Entries from a visual dataset:
________________
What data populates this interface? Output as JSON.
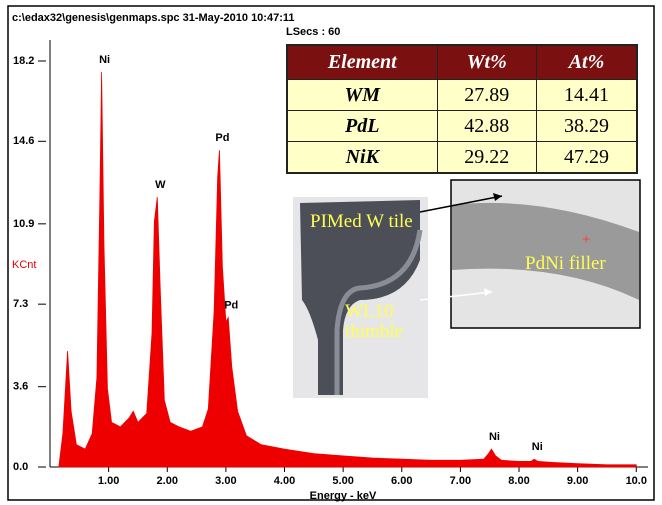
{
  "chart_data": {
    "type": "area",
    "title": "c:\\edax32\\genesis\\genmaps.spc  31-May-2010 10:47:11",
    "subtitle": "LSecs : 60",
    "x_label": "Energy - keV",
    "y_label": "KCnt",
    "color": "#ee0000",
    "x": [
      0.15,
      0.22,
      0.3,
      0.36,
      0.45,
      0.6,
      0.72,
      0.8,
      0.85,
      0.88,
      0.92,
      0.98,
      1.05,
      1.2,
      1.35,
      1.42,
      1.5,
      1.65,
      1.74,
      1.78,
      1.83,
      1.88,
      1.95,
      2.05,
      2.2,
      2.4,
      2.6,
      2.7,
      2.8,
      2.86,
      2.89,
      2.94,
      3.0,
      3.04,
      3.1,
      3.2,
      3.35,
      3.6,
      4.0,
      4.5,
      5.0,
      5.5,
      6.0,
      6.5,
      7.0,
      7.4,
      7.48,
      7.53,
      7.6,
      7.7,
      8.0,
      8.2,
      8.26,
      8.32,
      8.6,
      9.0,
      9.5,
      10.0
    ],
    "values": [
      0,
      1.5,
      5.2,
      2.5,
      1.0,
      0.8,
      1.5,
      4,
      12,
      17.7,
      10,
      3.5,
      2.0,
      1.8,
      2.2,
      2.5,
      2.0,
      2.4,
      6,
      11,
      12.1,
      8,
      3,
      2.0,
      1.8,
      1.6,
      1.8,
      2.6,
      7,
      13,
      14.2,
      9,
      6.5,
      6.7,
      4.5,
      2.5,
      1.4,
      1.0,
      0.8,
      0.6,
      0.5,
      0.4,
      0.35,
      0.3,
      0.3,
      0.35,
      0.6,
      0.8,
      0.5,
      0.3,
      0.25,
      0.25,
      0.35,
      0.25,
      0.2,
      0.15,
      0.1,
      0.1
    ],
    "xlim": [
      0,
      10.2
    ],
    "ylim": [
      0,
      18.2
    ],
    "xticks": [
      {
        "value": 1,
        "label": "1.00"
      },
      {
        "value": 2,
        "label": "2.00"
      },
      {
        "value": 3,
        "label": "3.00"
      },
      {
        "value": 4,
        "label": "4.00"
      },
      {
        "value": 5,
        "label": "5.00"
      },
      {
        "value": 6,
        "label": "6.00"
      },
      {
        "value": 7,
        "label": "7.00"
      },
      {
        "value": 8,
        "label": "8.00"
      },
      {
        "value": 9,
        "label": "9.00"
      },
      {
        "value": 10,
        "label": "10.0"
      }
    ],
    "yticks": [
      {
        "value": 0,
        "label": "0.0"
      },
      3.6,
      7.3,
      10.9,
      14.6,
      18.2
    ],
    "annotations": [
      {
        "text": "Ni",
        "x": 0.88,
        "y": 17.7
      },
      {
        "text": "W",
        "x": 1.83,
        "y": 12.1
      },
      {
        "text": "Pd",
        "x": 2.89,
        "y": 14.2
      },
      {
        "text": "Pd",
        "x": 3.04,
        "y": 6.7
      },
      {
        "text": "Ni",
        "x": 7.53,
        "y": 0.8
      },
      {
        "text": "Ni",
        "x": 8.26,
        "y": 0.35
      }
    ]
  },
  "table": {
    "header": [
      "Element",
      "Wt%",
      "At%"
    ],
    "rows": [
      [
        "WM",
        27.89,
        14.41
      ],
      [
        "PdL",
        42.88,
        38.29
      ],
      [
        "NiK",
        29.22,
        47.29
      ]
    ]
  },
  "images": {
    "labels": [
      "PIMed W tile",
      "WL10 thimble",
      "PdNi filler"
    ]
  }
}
________________
- [Work to complete] Leaving the pictures out, write out every entry exactly.

- [Response to this task]
What data populates this interface? Output as JSON.
{
  "chart_data": {
    "type": "area",
    "title": "c:\\edax32\\genesis\\genmaps.spc  31-May-2010 10:47:11",
    "subtitle": "LSecs : 60",
    "x_label": "Energy - keV",
    "y_label": "KCnt",
    "color": "#ee0000",
    "x": [
      0.15,
      0.22,
      0.3,
      0.36,
      0.45,
      0.6,
      0.72,
      0.8,
      0.85,
      0.88,
      0.92,
      0.98,
      1.05,
      1.2,
      1.35,
      1.42,
      1.5,
      1.65,
      1.74,
      1.78,
      1.83,
      1.88,
      1.95,
      2.05,
      2.2,
      2.4,
      2.6,
      2.7,
      2.8,
      2.86,
      2.89,
      2.94,
      3.0,
      3.04,
      3.1,
      3.2,
      3.35,
      3.6,
      4.0,
      4.5,
      5.0,
      5.5,
      6.0,
      6.5,
      7.0,
      7.4,
      7.48,
      7.53,
      7.6,
      7.7,
      8.0,
      8.2,
      8.26,
      8.32,
      8.6,
      9.0,
      9.5,
      10.0
    ],
    "values": [
      0,
      1.5,
      5.2,
      2.5,
      1.0,
      0.8,
      1.5,
      4,
      12,
      17.7,
      10,
      3.5,
      2.0,
      1.8,
      2.2,
      2.5,
      2.0,
      2.4,
      6,
      11,
      12.1,
      8,
      3,
      2.0,
      1.8,
      1.6,
      1.8,
      2.6,
      7,
      13,
      14.2,
      9,
      6.5,
      6.7,
      4.5,
      2.5,
      1.4,
      1.0,
      0.8,
      0.6,
      0.5,
      0.4,
      0.35,
      0.3,
      0.3,
      0.35,
      0.6,
      0.8,
      0.5,
      0.3,
      0.25,
      0.25,
      0.35,
      0.25,
      0.2,
      0.15,
      0.1,
      0.1
    ],
    "xlim": [
      0,
      10.2
    ],
    "ylim": [
      0,
      18.2
    ],
    "xticks": [
      {
        "value": 1,
        "label": "1.00"
      },
      {
        "value": 2,
        "label": "2.00"
      },
      {
        "value": 3,
        "label": "3.00"
      },
      {
        "value": 4,
        "label": "4.00"
      },
      {
        "value": 5,
        "label": "5.00"
      },
      {
        "value": 6,
        "label": "6.00"
      },
      {
        "value": 7,
        "label": "7.00"
      },
      {
        "value": 8,
        "label": "8.00"
      },
      {
        "value": 9,
        "label": "9.00"
      },
      {
        "value": 10,
        "label": "10.0"
      }
    ],
    "yticks": [
      {
        "value": 0,
        "label": "0.0"
      },
      3.6,
      7.3,
      10.9,
      14.6,
      18.2
    ],
    "annotations": [
      {
        "text": "Ni",
        "x": 0.88,
        "y": 17.7
      },
      {
        "text": "W",
        "x": 1.83,
        "y": 12.1
      },
      {
        "text": "Pd",
        "x": 2.89,
        "y": 14.2
      },
      {
        "text": "Pd",
        "x": 3.04,
        "y": 6.7
      },
      {
        "text": "Ni",
        "x": 7.53,
        "y": 0.8
      },
      {
        "text": "Ni",
        "x": 8.26,
        "y": 0.35
      }
    ]
  },
  "table": {
    "header": [
      "Element",
      "Wt%",
      "At%"
    ],
    "rows": [
      [
        "WM",
        27.89,
        14.41
      ],
      [
        "PdL",
        42.88,
        38.29
      ],
      [
        "NiK",
        29.22,
        47.29
      ]
    ]
  },
  "images": {
    "labels": [
      "PIMed W tile",
      "WL10 thimble",
      "PdNi filler"
    ]
  }
}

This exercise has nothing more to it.